— BEGIN —

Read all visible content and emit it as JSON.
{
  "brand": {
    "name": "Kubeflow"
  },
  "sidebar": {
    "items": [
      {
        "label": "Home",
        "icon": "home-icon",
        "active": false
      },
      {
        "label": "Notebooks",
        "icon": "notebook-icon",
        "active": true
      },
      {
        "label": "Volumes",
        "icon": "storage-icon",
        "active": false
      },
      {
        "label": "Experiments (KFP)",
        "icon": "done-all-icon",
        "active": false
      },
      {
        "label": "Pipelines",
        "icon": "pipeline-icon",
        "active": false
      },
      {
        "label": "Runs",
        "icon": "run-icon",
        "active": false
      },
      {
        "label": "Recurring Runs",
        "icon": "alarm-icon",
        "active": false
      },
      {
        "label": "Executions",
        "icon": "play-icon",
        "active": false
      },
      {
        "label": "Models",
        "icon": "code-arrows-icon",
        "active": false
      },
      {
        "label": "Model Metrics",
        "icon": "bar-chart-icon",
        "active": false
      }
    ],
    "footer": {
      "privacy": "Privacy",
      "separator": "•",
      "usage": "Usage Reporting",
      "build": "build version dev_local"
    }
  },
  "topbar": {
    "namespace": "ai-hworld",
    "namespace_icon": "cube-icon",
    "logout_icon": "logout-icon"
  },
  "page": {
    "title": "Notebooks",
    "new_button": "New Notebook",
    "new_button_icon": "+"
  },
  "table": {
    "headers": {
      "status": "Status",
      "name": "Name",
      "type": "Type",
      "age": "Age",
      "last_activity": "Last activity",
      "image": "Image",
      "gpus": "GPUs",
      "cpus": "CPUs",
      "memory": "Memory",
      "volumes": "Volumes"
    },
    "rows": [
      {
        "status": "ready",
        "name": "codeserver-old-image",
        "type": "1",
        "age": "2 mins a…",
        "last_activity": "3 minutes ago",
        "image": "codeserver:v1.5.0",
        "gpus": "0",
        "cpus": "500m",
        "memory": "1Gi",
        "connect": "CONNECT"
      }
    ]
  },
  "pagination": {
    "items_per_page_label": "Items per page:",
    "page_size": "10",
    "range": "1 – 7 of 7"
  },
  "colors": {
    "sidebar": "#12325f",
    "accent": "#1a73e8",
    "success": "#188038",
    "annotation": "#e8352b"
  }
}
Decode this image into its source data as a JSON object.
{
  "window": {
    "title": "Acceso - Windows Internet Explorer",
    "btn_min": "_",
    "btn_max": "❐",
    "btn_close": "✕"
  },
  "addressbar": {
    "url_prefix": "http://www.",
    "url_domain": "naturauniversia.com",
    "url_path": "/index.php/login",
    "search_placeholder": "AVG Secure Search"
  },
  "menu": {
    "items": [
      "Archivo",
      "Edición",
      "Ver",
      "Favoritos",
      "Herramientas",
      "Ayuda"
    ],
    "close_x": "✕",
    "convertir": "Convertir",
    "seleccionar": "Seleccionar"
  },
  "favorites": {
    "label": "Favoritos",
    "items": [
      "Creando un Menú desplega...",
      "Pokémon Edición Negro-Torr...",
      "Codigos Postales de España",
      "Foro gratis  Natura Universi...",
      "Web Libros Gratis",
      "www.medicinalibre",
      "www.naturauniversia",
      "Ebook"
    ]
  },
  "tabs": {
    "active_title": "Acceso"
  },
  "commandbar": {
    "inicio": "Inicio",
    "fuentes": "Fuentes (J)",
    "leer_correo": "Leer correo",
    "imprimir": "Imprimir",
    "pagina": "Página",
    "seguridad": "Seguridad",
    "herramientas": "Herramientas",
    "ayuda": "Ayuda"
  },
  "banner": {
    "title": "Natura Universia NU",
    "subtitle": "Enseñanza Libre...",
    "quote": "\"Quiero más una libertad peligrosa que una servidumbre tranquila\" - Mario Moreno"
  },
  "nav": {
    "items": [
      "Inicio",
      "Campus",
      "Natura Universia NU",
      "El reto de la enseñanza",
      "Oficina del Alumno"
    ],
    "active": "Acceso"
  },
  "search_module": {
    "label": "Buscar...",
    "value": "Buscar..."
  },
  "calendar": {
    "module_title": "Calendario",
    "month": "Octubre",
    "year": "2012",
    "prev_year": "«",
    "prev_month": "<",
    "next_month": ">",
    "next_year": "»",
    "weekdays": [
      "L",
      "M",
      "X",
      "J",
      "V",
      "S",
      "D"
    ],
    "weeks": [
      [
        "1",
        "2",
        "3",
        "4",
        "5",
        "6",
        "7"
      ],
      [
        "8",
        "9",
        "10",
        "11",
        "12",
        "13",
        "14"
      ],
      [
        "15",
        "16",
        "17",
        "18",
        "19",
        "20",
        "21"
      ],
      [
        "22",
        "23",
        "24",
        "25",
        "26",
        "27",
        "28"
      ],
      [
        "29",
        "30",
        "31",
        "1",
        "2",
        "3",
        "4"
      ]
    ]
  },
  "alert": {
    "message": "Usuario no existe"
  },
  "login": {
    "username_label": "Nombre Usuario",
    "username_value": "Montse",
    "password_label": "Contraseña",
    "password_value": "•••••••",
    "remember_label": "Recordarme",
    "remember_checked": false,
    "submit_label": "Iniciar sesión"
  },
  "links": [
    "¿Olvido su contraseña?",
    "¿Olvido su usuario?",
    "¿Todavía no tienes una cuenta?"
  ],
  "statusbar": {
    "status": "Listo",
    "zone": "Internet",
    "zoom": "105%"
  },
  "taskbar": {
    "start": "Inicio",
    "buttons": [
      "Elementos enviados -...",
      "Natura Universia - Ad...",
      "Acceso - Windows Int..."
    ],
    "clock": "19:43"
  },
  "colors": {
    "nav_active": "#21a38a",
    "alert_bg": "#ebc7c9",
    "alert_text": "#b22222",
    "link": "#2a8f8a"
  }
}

— END —
— BEGIN —

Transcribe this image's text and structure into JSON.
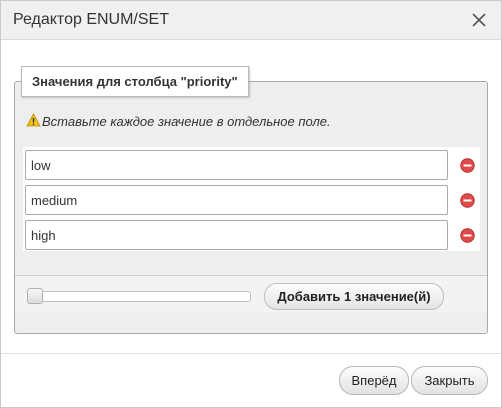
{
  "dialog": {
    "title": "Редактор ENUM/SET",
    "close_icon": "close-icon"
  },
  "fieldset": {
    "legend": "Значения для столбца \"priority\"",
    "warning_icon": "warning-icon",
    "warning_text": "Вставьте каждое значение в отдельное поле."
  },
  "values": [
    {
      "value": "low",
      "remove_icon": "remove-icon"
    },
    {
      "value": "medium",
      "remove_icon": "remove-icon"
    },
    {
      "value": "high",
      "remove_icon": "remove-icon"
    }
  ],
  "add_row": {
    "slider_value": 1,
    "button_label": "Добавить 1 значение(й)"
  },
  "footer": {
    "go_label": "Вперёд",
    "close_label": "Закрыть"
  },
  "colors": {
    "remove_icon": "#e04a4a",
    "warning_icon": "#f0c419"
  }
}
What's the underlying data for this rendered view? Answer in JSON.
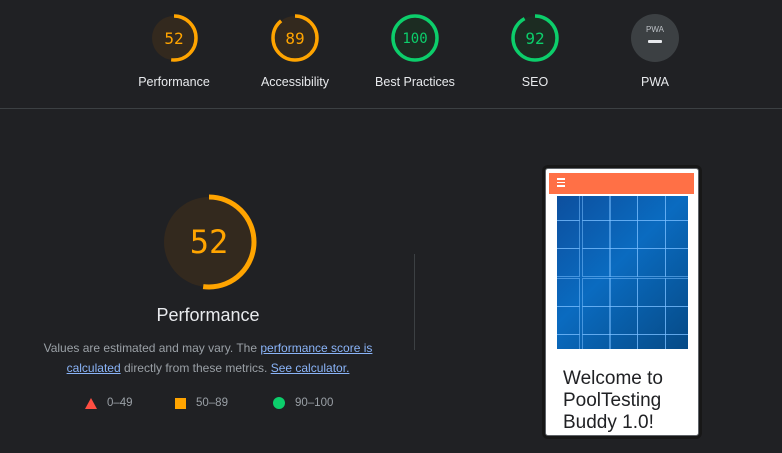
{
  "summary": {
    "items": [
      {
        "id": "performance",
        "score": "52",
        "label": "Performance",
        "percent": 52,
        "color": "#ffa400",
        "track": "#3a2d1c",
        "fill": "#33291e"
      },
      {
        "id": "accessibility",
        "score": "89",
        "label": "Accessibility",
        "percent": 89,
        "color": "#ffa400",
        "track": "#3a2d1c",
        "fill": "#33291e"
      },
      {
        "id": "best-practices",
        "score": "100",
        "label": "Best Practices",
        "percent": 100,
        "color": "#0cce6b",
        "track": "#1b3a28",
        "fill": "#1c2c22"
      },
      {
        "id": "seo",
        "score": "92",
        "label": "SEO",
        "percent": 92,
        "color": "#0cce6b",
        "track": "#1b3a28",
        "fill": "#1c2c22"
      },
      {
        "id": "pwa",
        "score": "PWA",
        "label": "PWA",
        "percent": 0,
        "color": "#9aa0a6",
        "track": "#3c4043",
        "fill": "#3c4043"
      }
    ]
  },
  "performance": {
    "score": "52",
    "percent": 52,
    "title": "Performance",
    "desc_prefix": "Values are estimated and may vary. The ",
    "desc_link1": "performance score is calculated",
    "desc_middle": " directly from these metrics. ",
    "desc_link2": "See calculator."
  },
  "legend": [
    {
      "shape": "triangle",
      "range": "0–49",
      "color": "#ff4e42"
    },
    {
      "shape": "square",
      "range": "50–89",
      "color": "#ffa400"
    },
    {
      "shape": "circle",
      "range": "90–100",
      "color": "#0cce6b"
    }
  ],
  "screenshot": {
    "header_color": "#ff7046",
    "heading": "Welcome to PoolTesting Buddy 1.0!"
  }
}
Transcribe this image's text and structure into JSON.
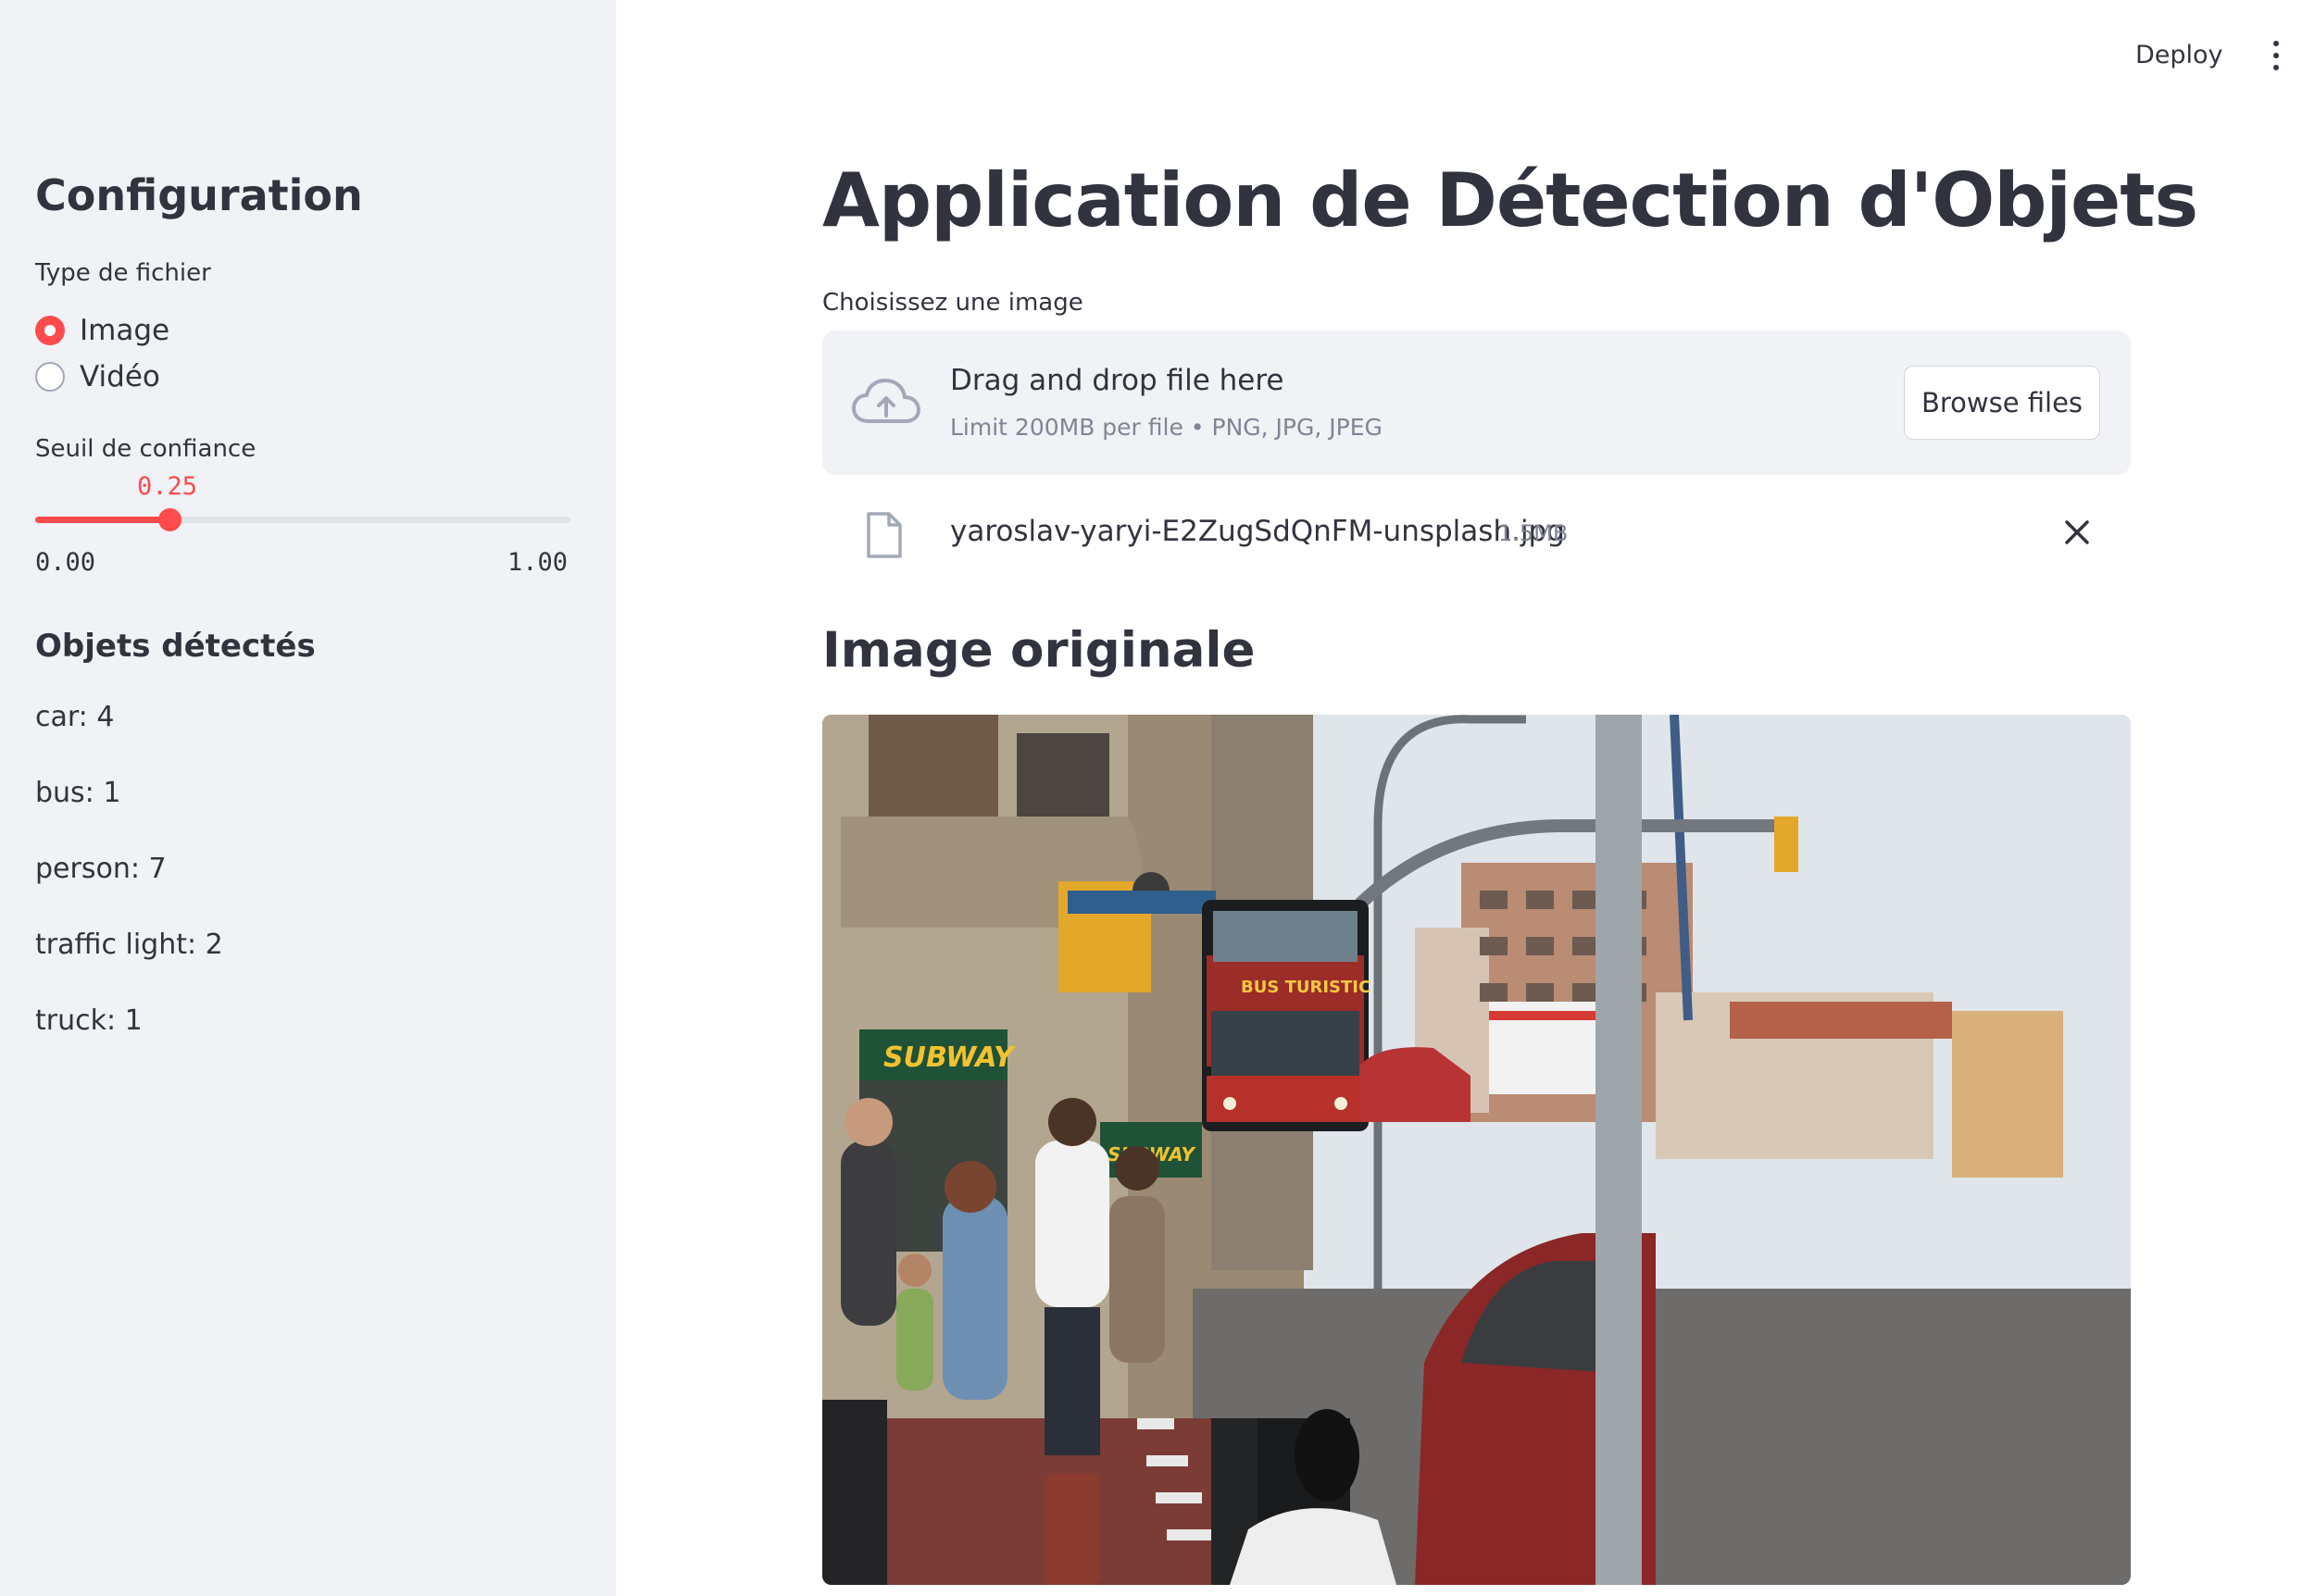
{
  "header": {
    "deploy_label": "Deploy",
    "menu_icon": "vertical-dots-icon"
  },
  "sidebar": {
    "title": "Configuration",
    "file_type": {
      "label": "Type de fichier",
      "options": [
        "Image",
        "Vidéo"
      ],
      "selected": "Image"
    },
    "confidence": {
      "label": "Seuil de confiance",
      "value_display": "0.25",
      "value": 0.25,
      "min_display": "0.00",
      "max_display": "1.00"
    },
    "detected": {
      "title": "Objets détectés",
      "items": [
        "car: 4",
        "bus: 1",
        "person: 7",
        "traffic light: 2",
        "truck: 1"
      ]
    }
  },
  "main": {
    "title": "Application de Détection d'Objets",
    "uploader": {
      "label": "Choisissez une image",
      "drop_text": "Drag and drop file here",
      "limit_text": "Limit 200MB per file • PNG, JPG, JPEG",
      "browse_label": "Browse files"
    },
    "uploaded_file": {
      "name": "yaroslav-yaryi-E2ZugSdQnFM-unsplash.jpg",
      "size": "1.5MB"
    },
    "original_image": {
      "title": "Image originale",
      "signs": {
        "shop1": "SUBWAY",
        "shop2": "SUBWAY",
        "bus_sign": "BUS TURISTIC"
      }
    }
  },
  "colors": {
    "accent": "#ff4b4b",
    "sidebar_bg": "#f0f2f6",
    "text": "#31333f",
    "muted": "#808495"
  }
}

— END —

**Written instruction**
Which lines in the data above contain "Olvido"? Show each one.

**Solution**
    "¿Olvido su contraseña?",
    "¿Olvido su usuario?",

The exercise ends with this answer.